| Task |
Pick every line from the data that holds the word "NASA".
* Start Data provided *
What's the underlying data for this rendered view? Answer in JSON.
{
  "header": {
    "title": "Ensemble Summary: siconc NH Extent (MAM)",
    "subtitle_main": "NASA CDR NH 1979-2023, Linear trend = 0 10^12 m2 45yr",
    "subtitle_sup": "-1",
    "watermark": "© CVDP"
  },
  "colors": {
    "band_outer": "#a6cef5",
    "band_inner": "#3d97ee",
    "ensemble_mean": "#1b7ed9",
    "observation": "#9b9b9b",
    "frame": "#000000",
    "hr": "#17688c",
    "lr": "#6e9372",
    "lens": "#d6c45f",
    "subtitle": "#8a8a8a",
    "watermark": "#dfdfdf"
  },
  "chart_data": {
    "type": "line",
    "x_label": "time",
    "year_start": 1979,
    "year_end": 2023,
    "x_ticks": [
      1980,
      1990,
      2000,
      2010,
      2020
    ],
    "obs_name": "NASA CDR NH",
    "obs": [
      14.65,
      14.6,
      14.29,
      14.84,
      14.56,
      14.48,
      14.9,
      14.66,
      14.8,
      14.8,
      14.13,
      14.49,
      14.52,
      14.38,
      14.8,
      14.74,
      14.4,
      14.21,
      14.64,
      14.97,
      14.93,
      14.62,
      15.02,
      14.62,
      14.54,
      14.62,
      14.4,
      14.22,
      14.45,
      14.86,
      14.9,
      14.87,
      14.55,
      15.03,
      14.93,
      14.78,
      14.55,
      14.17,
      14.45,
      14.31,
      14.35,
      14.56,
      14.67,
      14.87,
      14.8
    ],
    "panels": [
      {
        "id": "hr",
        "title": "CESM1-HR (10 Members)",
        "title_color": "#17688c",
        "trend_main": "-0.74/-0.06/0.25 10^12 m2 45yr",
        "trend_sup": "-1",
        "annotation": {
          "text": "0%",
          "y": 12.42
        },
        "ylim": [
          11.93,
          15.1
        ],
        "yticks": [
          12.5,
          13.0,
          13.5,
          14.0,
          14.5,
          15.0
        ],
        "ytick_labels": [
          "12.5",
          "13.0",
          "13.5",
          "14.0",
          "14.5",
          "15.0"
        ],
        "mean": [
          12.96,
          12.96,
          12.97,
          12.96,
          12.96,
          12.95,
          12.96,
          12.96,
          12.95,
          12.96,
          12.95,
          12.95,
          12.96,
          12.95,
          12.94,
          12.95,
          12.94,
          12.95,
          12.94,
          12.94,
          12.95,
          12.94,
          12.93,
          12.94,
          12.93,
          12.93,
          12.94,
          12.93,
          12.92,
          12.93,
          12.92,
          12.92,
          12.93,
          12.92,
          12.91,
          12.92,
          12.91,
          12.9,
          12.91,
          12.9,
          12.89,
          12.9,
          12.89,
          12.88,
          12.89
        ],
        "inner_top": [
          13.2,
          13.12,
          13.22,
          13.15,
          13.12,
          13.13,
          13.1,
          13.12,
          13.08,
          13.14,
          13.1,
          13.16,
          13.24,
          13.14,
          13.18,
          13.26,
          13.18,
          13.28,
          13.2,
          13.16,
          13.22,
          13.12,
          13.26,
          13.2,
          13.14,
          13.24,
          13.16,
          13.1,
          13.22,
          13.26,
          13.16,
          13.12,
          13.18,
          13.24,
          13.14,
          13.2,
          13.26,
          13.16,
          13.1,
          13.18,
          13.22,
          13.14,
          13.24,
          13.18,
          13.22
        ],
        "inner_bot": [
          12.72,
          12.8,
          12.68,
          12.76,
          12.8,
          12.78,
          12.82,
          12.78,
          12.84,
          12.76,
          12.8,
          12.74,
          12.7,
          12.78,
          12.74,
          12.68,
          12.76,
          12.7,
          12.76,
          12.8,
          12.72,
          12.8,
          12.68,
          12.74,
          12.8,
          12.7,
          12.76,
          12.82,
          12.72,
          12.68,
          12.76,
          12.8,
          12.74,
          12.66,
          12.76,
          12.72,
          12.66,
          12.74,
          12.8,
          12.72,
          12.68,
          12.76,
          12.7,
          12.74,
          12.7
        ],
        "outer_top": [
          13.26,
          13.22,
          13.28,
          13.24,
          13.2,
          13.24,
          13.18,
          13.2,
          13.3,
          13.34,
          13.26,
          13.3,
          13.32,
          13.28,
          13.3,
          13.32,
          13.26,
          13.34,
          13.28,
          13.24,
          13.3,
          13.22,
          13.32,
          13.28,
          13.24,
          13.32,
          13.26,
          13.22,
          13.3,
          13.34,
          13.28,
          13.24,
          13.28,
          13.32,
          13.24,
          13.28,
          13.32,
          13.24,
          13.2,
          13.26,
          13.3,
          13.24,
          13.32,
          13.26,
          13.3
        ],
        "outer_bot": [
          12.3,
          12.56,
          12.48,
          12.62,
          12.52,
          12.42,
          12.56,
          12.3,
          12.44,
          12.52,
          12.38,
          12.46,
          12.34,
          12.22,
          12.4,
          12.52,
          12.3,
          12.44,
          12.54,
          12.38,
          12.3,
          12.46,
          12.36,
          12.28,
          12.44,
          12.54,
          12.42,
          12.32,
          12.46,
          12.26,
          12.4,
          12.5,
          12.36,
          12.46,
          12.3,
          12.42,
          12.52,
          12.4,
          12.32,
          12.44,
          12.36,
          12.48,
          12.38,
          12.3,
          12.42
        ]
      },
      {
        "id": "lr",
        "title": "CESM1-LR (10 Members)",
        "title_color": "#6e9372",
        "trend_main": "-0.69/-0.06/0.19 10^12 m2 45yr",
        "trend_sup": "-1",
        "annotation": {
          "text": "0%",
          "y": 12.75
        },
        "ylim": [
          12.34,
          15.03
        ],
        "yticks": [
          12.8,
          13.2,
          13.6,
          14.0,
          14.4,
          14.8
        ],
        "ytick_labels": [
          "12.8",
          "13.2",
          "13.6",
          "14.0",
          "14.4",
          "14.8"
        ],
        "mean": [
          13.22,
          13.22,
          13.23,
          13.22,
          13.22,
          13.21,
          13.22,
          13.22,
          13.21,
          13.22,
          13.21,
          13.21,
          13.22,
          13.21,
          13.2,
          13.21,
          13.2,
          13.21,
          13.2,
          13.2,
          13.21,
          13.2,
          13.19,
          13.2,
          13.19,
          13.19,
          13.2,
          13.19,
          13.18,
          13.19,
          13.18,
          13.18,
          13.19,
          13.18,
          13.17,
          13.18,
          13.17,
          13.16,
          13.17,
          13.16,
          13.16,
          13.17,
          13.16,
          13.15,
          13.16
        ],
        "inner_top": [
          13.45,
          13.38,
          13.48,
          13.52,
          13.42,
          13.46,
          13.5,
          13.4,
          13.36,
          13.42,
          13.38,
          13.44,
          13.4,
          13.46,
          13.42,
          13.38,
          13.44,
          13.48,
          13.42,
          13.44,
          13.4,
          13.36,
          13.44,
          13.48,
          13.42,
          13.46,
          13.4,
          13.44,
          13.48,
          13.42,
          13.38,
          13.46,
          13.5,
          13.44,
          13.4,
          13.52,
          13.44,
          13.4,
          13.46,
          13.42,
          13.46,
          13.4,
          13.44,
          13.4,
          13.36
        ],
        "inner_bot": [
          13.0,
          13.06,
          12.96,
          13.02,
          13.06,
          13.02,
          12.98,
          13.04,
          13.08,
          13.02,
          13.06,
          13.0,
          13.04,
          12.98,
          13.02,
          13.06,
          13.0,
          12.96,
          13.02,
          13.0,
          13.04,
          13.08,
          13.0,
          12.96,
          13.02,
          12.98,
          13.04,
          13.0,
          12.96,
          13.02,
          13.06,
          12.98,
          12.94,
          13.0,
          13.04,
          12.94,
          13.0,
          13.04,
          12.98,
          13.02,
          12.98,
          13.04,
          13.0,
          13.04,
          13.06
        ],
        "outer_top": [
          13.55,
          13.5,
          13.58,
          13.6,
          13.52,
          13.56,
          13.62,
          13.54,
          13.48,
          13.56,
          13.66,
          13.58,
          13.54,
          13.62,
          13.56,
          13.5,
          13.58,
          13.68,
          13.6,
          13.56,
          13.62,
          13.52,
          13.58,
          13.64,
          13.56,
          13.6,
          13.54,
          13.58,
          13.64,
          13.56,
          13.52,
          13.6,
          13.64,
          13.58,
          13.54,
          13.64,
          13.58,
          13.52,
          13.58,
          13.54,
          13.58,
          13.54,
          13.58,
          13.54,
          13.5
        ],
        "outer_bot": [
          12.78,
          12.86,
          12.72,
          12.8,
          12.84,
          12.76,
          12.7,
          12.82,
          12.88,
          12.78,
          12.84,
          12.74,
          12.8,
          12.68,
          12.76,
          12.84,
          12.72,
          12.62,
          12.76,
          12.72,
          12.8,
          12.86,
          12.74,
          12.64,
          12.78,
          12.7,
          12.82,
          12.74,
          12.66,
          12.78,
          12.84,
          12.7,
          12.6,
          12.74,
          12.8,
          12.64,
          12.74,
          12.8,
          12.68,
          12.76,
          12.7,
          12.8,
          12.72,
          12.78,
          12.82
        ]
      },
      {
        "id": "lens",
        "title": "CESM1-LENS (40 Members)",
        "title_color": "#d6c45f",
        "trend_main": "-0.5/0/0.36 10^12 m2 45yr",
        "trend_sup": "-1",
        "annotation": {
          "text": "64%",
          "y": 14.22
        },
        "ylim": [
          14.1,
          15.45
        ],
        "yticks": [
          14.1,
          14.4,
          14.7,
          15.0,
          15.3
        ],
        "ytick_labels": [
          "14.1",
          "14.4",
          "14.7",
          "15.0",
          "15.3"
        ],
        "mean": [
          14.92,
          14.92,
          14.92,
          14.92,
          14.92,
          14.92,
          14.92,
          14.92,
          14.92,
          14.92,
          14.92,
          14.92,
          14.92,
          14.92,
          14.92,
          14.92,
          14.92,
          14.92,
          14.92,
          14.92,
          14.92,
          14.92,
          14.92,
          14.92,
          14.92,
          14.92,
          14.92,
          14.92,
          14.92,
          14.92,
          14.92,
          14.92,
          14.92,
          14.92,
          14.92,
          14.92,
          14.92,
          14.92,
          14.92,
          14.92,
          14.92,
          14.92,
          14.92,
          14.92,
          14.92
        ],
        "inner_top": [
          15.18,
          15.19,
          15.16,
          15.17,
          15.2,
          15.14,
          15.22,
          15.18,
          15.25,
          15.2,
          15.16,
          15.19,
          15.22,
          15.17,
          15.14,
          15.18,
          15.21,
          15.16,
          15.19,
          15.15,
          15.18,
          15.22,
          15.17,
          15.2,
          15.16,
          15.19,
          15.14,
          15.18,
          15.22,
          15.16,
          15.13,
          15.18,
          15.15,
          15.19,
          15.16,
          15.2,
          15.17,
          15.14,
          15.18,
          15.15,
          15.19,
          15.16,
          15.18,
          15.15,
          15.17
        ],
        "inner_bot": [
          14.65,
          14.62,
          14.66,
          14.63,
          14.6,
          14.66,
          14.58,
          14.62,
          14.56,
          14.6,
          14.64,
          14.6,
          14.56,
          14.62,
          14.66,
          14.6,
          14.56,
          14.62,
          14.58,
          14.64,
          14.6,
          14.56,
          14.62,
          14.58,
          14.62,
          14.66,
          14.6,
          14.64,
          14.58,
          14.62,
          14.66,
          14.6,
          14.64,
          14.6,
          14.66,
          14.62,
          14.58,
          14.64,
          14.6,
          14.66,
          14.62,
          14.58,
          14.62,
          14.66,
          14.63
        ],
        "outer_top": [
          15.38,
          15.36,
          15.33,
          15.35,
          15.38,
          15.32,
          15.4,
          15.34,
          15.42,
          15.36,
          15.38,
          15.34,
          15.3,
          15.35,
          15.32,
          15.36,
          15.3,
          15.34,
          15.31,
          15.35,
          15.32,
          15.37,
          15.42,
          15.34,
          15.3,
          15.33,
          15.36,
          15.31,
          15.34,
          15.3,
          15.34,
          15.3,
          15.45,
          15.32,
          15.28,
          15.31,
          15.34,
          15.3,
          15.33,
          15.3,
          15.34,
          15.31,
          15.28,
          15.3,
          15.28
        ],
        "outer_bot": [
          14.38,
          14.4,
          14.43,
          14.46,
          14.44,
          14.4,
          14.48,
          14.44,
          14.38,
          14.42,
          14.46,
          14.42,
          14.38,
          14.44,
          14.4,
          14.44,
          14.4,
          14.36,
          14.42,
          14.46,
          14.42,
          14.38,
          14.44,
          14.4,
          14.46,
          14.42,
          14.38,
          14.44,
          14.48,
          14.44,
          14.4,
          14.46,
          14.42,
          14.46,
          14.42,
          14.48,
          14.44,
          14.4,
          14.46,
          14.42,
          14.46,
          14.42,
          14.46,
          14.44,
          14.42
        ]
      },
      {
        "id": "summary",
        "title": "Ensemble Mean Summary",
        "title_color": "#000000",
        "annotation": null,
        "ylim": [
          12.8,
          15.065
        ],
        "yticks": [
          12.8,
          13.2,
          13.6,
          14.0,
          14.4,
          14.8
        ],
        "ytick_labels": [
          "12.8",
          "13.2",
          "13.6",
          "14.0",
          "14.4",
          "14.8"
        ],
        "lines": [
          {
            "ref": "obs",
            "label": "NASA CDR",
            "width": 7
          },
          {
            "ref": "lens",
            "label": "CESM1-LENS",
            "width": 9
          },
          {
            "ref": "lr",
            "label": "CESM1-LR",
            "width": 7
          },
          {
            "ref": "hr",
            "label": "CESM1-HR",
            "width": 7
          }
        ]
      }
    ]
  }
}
* End Data provided *
| Answer to the problem |
    "subtitle_main": "NASA CDR NH 1979-2023, Linear trend = 0 10^12 m2 45yr",
    "obs_name": "NASA CDR NH",
            "label": "NASA CDR",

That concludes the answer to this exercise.